▸ SOURCE DATA:

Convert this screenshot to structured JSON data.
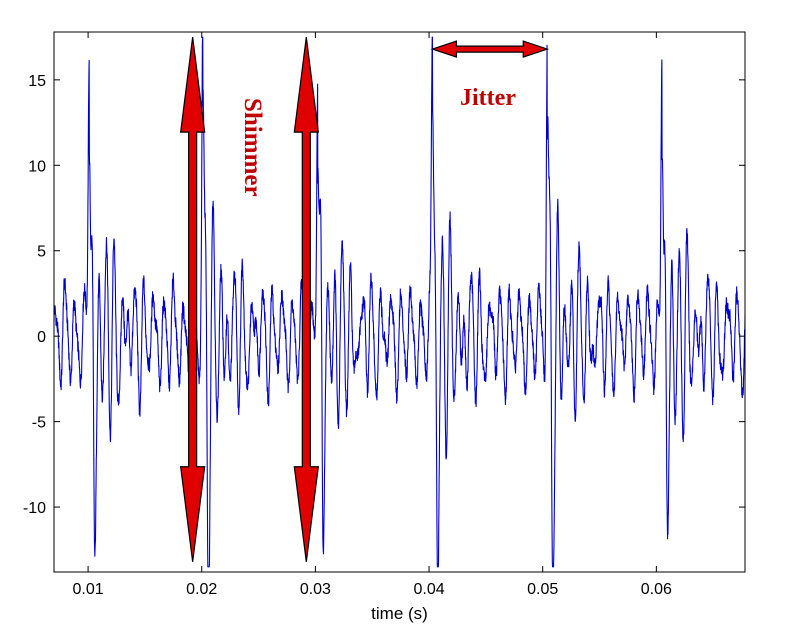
{
  "chart_data": {
    "type": "line",
    "title": "",
    "xlabel": "time (s)",
    "ylabel": "",
    "xlim": [
      0.007,
      0.0678
    ],
    "ylim": [
      -13.8,
      17.8
    ],
    "x_ticks": [
      0.01,
      0.02,
      0.03,
      0.04,
      0.05,
      0.06
    ],
    "x_tick_labels": [
      "0.01",
      "0.02",
      "0.03",
      "0.04",
      "0.05",
      "0.06"
    ],
    "y_ticks": [
      15,
      10,
      5,
      0,
      -5,
      -10
    ],
    "y_tick_labels": [
      "15",
      "10",
      "5",
      "0",
      "-5",
      "-10"
    ],
    "grid": false,
    "line_color": "#0000cc",
    "series": [
      {
        "period": 0.0101,
        "pulse_times": [
          0.0101,
          0.0201,
          0.0302,
          0.0403,
          0.0504,
          0.0605
        ],
        "pulse_peaks": [
          17.5,
          17.2,
          17.3,
          17.0,
          17.2,
          17.3
        ],
        "pulse_troughs": [
          -12.9,
          -12.5,
          -12.7,
          -12.6,
          -12.7,
          -12.7
        ],
        "secondary_peaks": [
          8.0,
          7.5,
          7.8,
          7.5,
          8.0,
          8.0
        ],
        "oscillation_frequency_hz": 1150,
        "baseline_amplitude": 2.3
      }
    ],
    "annotations": [
      {
        "text": "Shimmer",
        "color": "#cc0000"
      },
      {
        "text": "Jitter",
        "color": "#cc0000"
      }
    ],
    "arrows": [
      {
        "kind": "vertical",
        "x": 0.0192,
        "y_from": -13.2,
        "y_to": 17.5
      },
      {
        "kind": "vertical",
        "x": 0.0292,
        "y_from": -13.2,
        "y_to": 17.5
      },
      {
        "kind": "horizontal",
        "y": 16.8,
        "x_from": 0.0403,
        "x_to": 0.0504
      }
    ]
  }
}
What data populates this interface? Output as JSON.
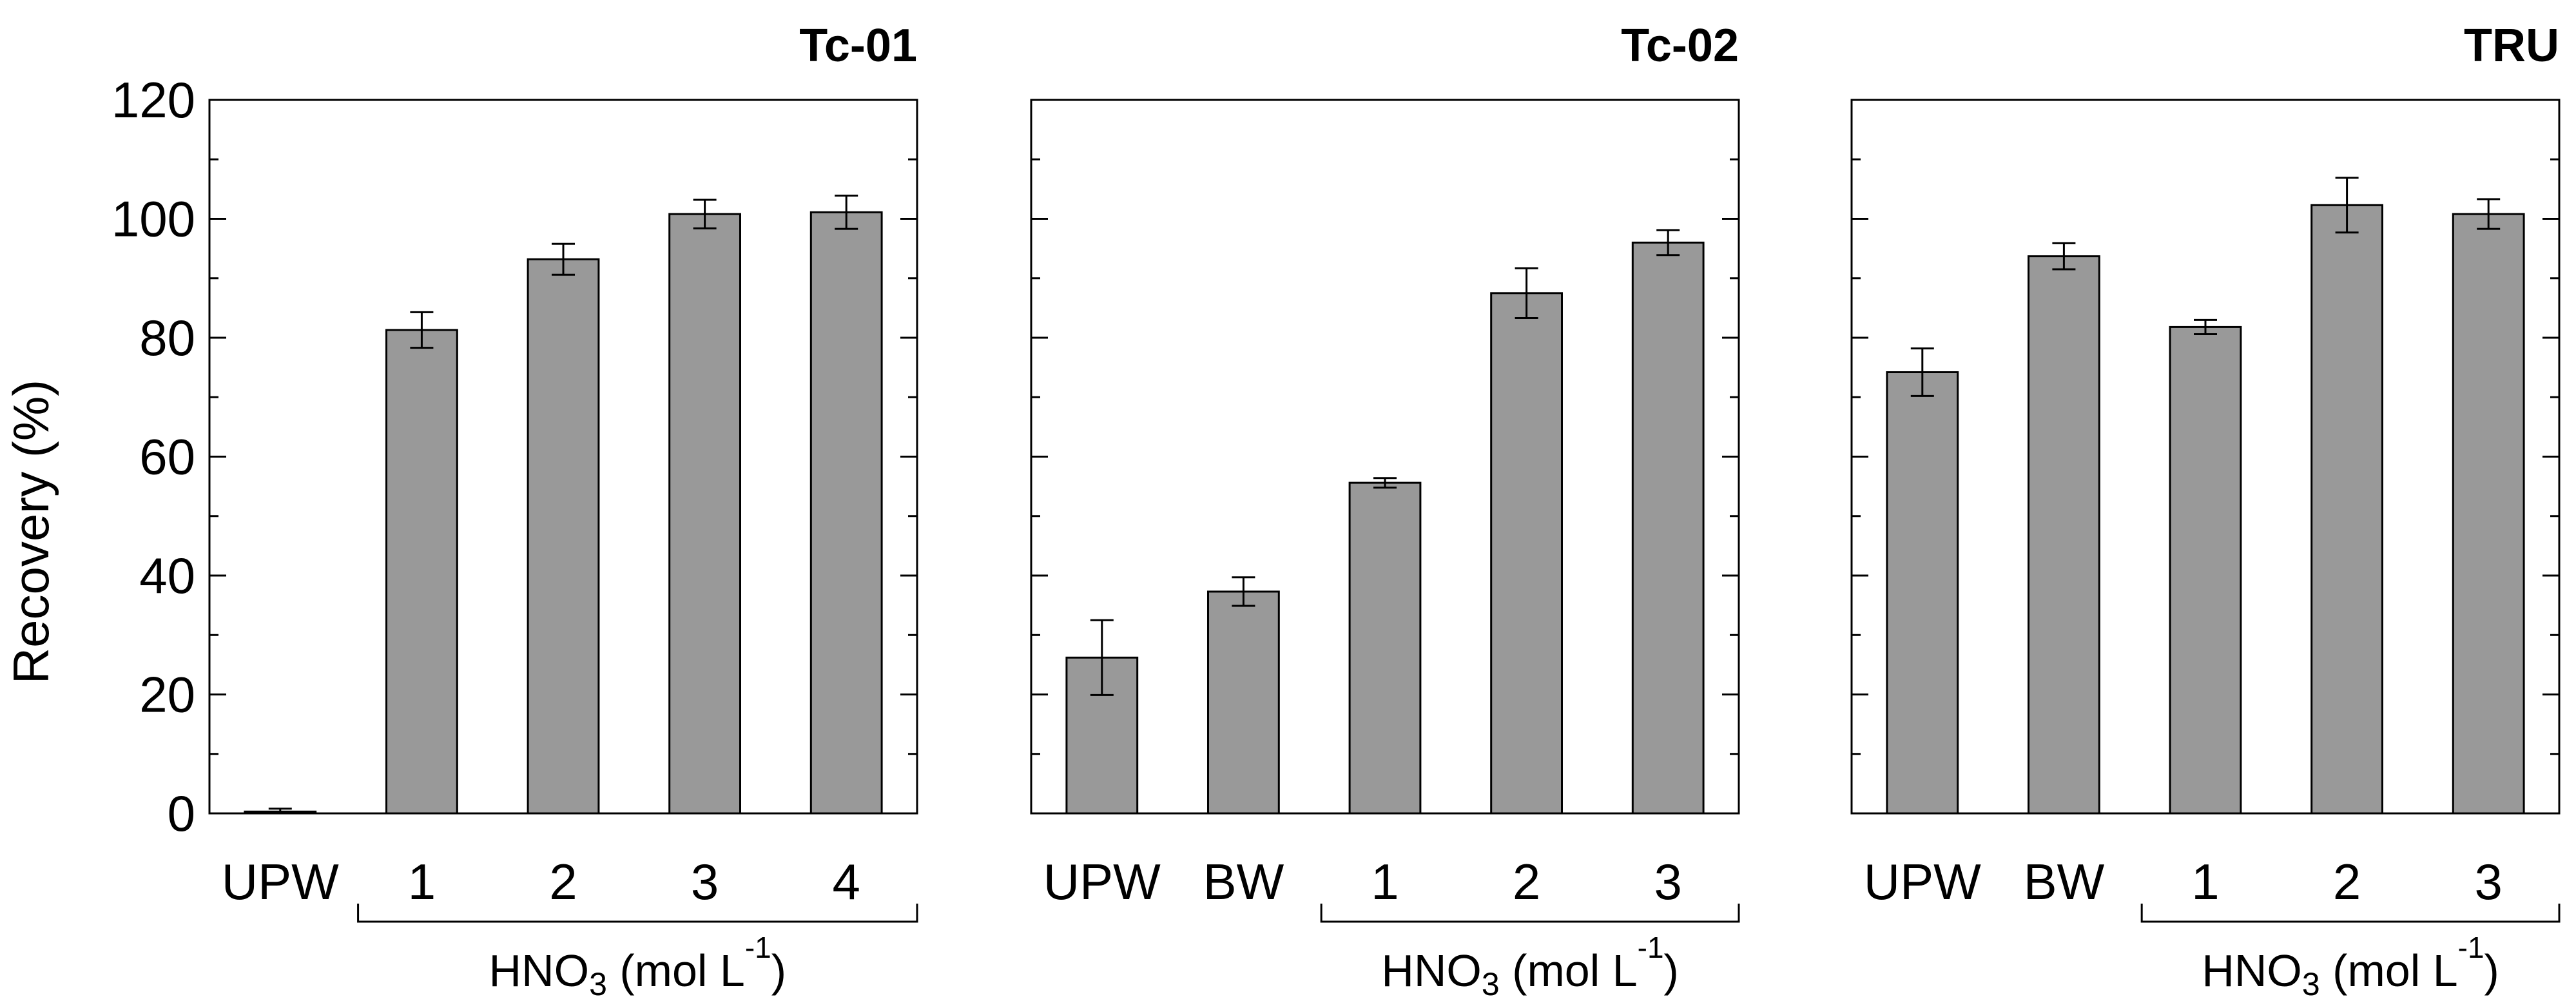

▸ CHALLENGE:
Copy out all lines that carry the word "JSON".

▸ THE REPLY:
Convert this screenshot to structured JSON data.
What data populates this interface? Output as JSON.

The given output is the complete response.